# [GIVEN INSTRUCTION]
Keep only the lines where "Серпень" appears.

# [RECORDS FOR THIS EXERCISE]
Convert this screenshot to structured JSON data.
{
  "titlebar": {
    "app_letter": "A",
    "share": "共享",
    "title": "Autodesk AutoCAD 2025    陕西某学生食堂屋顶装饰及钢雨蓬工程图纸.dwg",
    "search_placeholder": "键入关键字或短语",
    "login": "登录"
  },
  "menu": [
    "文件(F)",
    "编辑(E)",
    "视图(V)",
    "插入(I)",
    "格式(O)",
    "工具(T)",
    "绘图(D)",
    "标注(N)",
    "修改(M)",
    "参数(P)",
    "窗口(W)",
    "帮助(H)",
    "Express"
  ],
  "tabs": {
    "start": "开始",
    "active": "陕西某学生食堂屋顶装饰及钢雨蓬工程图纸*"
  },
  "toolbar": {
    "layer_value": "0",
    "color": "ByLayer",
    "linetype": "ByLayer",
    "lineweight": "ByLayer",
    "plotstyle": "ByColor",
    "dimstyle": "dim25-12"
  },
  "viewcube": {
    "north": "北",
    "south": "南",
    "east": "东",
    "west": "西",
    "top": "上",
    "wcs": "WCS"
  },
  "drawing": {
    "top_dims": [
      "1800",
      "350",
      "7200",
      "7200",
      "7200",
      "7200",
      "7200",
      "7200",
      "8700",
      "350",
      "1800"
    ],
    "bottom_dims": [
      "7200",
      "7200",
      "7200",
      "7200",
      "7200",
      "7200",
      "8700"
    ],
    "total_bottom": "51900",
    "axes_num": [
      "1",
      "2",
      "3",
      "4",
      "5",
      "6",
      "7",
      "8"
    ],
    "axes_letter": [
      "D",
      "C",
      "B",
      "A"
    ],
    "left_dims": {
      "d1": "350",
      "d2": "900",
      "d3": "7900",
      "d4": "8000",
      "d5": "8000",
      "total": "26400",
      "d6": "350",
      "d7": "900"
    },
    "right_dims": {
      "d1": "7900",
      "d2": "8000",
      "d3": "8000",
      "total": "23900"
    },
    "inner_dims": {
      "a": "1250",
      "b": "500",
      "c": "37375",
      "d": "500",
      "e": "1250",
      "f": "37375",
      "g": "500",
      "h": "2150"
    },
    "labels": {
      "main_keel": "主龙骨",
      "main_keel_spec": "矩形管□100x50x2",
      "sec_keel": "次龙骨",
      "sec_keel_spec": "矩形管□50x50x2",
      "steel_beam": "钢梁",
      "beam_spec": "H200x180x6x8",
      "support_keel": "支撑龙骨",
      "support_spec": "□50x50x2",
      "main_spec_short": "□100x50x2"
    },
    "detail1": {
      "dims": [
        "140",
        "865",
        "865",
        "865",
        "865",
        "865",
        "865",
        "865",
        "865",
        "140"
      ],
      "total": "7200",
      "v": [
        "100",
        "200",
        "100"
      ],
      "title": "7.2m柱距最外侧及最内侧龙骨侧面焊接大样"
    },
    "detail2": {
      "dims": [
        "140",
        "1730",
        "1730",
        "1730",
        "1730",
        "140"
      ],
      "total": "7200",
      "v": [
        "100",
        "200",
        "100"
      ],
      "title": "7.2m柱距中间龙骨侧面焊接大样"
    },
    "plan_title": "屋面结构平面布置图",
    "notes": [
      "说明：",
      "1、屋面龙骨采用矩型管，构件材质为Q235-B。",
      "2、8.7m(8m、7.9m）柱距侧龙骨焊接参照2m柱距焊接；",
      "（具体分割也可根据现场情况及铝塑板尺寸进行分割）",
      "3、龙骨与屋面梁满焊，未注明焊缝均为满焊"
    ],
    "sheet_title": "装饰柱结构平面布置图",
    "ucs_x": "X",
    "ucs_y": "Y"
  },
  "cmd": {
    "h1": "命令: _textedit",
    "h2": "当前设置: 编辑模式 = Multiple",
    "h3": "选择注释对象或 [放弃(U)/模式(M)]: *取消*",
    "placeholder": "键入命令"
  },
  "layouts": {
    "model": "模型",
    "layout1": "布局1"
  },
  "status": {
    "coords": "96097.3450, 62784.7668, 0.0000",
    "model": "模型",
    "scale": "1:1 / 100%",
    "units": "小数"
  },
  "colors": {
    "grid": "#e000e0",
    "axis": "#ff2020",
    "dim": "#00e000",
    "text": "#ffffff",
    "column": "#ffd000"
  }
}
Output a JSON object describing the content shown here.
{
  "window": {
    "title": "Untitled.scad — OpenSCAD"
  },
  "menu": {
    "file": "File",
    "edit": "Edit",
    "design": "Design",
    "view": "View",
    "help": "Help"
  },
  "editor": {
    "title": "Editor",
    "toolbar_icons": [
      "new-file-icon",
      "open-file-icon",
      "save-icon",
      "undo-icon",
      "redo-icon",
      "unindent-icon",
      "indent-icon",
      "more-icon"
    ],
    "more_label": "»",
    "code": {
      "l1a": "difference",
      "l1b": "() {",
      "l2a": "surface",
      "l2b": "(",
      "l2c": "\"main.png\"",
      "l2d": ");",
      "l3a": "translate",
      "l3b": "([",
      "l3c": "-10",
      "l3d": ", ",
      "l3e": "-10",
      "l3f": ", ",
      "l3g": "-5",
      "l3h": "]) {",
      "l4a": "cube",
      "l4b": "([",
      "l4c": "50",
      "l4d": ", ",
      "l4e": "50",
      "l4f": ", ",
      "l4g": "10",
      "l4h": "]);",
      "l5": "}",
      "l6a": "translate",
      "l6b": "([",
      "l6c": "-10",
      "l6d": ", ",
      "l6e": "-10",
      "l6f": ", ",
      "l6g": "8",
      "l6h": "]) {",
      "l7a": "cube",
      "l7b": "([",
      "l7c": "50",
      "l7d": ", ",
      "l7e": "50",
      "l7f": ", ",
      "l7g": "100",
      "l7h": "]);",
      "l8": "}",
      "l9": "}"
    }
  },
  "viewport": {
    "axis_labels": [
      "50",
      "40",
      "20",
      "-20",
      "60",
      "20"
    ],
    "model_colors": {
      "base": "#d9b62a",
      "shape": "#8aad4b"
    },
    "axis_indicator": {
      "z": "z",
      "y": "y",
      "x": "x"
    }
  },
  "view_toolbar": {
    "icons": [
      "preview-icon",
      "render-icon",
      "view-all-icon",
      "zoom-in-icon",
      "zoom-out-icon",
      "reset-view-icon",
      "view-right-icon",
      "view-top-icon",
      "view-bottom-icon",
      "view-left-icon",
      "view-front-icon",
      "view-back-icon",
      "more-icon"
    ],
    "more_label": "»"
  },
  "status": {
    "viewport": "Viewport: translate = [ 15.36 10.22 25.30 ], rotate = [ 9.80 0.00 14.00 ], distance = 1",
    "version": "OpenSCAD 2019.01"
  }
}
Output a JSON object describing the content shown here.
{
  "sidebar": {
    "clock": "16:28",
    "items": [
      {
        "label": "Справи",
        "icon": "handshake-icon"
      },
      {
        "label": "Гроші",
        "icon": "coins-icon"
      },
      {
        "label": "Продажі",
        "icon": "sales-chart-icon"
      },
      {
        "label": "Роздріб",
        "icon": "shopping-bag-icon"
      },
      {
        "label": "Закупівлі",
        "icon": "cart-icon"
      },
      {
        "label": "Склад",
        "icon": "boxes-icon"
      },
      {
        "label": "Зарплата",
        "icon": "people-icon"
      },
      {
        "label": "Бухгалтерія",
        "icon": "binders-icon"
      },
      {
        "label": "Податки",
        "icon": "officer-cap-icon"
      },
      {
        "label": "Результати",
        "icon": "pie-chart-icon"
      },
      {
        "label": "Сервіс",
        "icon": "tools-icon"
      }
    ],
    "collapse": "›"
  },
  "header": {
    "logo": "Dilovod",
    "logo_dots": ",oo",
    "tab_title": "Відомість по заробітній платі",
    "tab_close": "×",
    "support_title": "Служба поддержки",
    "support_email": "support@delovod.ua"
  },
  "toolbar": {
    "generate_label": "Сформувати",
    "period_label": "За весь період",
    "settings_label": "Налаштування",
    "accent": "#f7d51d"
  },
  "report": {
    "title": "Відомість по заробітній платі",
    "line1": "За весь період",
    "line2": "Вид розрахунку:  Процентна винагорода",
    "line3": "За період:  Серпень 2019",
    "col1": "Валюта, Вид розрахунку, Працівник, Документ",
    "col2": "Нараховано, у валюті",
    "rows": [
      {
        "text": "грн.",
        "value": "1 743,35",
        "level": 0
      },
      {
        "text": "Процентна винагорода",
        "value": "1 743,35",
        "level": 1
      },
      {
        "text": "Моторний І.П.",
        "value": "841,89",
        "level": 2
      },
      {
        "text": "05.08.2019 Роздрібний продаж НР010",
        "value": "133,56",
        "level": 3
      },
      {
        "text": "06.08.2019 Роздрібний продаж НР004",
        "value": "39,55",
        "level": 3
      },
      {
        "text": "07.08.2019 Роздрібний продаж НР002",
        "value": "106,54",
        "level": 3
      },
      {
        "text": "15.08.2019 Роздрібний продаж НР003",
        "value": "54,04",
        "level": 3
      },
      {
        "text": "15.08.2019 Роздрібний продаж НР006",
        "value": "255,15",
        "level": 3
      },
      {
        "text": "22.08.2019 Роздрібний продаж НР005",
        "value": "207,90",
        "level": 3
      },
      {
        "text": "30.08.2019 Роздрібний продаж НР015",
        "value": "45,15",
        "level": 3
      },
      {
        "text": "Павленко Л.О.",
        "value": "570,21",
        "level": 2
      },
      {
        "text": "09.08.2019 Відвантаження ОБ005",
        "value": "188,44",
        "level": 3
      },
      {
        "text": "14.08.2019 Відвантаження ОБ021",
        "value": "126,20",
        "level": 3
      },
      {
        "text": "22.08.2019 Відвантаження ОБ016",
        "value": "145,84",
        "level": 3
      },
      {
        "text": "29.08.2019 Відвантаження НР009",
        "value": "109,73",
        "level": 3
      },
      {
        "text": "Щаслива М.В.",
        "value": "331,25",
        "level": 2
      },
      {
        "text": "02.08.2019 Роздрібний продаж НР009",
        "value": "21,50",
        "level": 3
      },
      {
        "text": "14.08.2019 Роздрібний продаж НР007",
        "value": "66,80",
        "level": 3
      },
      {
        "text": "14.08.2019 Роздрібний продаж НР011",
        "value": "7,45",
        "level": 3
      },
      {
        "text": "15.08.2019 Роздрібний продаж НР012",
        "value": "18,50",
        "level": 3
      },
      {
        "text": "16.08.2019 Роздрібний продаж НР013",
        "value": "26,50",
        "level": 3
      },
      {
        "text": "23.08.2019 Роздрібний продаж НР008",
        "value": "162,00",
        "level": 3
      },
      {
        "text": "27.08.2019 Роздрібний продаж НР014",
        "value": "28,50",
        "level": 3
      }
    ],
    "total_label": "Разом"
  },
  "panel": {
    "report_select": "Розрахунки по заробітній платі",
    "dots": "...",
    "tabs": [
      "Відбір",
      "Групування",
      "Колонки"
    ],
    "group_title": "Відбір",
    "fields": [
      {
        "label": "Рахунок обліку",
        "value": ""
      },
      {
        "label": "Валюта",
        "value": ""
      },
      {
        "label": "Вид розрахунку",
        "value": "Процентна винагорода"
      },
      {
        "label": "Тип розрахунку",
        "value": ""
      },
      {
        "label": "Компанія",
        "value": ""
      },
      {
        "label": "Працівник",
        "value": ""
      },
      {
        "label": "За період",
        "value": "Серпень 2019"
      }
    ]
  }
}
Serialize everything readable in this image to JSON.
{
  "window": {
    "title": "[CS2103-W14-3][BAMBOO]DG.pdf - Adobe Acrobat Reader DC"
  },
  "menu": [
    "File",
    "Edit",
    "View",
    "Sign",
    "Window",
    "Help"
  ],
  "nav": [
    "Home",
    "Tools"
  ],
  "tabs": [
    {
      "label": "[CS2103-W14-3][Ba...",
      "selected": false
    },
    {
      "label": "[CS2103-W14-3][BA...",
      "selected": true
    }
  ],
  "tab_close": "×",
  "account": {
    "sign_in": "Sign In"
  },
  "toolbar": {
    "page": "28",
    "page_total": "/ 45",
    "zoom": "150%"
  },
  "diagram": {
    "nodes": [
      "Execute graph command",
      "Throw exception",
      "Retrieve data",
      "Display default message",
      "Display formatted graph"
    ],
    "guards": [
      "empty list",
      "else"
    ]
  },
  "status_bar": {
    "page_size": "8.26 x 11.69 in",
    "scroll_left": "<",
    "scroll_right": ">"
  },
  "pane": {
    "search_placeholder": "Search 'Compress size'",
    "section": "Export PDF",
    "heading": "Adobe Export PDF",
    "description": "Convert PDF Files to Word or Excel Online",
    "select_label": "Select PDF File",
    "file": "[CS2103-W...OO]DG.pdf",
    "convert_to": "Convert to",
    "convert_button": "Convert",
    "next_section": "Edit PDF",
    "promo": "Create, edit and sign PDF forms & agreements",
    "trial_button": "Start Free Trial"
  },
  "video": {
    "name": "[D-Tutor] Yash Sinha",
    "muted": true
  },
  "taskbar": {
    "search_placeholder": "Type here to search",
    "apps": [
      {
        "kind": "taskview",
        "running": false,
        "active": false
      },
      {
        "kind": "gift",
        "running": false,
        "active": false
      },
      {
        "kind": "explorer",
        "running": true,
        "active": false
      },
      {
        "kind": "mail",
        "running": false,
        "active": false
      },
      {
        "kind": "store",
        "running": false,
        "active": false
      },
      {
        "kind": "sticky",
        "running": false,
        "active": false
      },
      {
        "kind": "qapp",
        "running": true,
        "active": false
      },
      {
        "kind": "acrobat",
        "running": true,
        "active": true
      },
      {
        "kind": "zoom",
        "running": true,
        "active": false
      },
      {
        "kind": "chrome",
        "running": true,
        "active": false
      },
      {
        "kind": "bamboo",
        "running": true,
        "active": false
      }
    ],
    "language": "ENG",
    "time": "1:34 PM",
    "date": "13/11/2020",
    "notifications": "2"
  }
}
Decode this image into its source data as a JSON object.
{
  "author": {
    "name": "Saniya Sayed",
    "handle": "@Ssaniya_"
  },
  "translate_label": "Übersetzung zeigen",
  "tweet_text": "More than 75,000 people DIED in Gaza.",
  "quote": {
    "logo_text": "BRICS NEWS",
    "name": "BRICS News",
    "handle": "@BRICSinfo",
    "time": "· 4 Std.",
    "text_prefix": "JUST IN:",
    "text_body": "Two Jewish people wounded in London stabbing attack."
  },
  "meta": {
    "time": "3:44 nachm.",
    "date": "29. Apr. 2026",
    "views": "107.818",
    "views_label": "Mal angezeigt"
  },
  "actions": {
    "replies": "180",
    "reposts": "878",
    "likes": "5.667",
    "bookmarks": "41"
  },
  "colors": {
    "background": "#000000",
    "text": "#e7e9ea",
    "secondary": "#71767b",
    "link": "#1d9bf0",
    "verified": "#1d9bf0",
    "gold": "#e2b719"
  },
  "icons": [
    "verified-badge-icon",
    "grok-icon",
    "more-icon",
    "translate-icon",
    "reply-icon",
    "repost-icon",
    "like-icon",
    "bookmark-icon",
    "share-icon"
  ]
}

# [COMPLETED EXERCISE]
    "line3": "За період:  Серпень 2019",
        "value": "Серпень 2019"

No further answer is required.